[Saved entries]
--------------------------------------------------
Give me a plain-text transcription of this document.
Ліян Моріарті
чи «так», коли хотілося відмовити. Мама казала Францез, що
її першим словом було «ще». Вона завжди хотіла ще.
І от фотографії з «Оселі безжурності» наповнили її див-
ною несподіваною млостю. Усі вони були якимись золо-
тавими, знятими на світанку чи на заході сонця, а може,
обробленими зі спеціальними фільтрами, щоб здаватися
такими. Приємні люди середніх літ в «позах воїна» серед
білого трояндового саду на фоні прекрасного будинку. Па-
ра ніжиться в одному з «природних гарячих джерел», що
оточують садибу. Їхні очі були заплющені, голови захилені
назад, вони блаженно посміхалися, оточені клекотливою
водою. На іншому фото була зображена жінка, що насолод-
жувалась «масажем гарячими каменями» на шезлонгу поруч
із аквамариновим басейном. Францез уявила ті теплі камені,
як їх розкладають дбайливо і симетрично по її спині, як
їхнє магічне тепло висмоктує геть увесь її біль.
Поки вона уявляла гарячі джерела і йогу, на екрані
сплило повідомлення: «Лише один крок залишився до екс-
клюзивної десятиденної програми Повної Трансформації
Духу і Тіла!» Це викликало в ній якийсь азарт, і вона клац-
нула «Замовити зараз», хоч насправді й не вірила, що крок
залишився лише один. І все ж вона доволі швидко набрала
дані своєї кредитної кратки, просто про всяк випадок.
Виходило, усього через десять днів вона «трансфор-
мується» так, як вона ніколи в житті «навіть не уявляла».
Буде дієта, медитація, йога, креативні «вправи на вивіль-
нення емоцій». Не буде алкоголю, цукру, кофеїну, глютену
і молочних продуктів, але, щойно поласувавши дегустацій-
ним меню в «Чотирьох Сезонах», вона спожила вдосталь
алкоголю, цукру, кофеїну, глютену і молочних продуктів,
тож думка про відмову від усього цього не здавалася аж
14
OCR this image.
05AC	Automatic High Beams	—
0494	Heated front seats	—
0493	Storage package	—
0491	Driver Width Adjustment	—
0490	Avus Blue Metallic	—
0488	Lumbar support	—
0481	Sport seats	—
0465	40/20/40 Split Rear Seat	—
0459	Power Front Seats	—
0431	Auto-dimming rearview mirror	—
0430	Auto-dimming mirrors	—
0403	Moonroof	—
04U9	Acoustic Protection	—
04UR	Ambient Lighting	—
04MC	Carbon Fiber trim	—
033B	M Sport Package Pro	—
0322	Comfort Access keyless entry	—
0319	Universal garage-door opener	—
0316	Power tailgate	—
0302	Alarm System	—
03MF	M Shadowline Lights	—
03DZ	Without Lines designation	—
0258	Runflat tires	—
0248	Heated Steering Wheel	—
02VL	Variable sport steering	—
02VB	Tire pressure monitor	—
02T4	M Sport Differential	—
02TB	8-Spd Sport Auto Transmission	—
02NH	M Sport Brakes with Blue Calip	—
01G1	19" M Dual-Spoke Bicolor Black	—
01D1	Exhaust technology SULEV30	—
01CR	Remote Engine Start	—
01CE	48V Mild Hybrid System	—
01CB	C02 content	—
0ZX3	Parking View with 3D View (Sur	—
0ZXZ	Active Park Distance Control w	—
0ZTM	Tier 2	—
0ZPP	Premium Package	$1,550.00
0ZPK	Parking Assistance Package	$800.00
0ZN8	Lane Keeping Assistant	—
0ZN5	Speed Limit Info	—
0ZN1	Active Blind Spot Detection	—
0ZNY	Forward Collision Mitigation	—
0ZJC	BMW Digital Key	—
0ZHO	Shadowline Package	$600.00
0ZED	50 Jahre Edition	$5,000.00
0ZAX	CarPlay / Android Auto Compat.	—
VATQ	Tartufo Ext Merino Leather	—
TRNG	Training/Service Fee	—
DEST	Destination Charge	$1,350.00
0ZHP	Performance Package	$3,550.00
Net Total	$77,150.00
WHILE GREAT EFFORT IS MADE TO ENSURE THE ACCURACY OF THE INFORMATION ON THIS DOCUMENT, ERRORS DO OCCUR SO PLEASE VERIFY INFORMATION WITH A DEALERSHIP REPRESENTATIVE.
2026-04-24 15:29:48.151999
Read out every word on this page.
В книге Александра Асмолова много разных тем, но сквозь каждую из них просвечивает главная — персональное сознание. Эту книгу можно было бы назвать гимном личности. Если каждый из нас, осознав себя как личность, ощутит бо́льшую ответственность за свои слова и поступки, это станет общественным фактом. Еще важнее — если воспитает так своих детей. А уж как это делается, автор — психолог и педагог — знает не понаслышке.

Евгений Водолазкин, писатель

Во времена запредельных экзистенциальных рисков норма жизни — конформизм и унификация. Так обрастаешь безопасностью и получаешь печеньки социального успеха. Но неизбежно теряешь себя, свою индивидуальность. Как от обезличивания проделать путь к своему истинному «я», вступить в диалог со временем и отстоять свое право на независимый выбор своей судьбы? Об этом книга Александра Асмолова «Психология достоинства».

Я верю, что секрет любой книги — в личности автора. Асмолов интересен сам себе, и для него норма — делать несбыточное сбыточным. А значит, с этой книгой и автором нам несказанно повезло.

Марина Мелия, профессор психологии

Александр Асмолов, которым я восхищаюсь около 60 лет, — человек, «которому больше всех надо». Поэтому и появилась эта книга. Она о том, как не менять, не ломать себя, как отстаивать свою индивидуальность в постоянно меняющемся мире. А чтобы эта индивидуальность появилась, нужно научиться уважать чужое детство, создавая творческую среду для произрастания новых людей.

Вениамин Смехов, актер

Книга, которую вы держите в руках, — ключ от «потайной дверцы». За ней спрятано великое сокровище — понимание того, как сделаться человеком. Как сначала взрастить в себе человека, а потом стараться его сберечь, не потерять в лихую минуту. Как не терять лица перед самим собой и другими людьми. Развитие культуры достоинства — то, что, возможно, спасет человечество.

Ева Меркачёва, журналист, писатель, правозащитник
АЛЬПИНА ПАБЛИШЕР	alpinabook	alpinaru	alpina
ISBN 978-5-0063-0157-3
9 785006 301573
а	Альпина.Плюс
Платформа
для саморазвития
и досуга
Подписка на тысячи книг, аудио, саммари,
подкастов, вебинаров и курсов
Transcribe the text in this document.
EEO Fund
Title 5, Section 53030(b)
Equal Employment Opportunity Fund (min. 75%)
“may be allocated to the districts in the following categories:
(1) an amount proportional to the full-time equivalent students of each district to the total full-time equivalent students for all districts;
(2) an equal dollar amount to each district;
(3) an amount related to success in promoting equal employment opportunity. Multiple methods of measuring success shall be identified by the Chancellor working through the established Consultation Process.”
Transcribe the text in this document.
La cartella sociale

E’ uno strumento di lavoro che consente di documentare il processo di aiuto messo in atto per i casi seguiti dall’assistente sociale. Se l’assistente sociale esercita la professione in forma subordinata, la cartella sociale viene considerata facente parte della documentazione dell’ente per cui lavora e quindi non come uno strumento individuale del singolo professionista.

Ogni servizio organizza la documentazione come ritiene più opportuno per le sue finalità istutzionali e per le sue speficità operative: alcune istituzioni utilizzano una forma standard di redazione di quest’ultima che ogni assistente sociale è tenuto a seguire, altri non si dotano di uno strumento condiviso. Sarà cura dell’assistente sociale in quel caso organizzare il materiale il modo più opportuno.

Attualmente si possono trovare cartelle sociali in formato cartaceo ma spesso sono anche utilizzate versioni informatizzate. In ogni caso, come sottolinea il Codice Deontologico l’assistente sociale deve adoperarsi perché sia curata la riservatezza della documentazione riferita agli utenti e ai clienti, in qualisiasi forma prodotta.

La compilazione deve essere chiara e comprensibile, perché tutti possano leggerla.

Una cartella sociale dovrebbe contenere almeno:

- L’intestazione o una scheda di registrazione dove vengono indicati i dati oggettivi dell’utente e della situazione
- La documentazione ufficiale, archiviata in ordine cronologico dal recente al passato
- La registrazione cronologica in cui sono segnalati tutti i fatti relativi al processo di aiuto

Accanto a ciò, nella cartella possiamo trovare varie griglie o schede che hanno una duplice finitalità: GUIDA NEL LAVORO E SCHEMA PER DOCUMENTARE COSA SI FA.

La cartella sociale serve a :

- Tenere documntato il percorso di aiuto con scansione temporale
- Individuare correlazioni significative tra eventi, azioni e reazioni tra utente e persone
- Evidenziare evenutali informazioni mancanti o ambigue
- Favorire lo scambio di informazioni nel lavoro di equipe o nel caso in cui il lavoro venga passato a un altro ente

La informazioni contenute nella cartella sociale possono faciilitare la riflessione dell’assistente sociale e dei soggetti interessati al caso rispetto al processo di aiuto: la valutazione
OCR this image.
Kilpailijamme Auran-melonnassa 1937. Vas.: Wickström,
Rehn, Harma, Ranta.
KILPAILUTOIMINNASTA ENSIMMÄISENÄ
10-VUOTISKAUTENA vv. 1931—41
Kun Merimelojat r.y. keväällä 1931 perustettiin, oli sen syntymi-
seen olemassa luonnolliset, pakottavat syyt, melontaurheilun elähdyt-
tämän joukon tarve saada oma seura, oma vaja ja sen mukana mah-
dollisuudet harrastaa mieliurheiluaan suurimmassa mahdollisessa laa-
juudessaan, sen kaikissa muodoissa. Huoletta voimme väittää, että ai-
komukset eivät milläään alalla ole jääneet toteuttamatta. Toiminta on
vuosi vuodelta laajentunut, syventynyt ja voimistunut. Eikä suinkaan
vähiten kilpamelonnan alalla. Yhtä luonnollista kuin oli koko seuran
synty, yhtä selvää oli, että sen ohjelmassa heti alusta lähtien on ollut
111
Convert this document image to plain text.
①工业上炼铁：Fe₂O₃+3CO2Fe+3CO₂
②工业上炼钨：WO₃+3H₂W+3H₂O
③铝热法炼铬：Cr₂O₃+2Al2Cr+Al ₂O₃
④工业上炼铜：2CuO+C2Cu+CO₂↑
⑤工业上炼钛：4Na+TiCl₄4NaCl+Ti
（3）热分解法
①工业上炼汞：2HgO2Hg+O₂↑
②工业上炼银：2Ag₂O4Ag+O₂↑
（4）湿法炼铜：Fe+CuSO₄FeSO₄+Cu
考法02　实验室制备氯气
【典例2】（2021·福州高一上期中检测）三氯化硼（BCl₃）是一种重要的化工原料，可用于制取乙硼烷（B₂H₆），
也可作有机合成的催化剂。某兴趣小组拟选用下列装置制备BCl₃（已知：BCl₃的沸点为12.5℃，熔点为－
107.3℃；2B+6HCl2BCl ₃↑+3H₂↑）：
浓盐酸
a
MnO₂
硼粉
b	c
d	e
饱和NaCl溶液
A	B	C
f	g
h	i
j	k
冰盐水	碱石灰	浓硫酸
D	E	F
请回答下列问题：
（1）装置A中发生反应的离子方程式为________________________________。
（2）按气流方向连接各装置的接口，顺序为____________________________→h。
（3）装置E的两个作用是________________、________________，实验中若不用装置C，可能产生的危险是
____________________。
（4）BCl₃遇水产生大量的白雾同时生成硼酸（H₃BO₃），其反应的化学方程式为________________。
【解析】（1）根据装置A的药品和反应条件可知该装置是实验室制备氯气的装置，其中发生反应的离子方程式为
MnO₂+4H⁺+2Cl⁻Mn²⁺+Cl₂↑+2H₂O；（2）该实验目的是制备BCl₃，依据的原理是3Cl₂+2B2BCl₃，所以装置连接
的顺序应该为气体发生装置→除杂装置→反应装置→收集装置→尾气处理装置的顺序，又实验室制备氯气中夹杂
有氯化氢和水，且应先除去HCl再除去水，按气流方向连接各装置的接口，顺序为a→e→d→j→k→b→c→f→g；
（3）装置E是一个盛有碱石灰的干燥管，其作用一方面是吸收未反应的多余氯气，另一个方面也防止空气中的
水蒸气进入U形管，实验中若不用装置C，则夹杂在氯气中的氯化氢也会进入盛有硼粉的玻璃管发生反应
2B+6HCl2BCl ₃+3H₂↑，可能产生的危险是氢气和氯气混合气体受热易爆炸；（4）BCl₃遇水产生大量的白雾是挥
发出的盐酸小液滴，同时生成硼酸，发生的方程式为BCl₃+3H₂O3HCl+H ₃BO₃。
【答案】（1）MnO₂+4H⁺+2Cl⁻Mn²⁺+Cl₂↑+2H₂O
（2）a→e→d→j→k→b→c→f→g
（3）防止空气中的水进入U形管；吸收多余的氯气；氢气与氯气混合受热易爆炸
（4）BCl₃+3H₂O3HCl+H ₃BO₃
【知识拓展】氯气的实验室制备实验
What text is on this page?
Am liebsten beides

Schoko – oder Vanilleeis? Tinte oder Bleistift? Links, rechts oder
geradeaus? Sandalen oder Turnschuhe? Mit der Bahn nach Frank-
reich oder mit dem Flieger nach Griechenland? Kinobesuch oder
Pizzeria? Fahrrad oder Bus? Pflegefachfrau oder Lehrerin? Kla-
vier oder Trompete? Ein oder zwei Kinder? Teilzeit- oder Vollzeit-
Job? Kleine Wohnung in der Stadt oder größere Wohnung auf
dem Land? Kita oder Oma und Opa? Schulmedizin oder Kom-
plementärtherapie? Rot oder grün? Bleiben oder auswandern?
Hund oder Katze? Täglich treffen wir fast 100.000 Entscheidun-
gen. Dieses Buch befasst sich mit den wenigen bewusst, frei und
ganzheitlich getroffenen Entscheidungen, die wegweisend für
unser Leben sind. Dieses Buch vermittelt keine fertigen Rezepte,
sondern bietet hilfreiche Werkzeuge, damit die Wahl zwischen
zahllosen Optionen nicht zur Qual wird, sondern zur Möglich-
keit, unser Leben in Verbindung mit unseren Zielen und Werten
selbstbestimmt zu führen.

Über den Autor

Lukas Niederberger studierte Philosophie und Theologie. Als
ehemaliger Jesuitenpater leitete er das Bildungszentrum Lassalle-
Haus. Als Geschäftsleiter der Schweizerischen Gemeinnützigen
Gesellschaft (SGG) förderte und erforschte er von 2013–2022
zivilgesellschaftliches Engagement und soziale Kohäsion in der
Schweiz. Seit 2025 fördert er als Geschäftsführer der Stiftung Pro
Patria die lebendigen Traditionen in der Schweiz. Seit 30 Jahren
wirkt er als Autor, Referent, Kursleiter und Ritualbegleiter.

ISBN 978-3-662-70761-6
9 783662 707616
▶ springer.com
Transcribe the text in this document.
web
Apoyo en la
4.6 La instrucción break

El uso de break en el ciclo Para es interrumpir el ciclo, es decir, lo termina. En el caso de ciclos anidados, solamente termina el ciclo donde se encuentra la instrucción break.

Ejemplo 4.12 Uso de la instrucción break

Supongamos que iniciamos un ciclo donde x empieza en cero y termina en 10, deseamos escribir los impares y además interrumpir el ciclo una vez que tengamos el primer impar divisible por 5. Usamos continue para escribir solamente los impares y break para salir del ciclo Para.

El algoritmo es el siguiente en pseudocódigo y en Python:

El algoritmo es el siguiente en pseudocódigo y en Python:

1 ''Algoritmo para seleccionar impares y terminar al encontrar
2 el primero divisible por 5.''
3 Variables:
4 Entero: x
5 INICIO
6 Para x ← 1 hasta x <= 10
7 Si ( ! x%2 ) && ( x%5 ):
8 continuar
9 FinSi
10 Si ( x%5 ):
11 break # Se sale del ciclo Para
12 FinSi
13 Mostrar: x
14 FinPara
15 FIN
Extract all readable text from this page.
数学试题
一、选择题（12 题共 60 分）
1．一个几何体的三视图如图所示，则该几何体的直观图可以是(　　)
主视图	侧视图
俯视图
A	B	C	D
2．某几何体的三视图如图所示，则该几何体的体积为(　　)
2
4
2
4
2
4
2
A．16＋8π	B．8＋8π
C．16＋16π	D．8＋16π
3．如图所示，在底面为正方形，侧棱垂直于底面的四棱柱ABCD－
--------------------------------------------------
**Exercise brief:** Find "Extract all readable text from this page." in the data above, then repeat that line and all lines after it exactly, ending with the final line.

**Output for this task:**
Extract all readable text from this page.
数学试题
一、选择题（12 题共 60 分）
1．一个几何体的三视图如图所示，则该几何体的直观图可以是(　　)
主视图	侧视图
俯视图
A	B	C	D
2．某几何体的三视图如图所示，则该几何体的体积为(　　)
2
4
2
4
2
4
2
A．16＋8π	B．8＋8π
C．16＋16π	D．8＋16π
3．如图所示，在底面为正方形，侧棱垂直于底面的四棱柱ABCD－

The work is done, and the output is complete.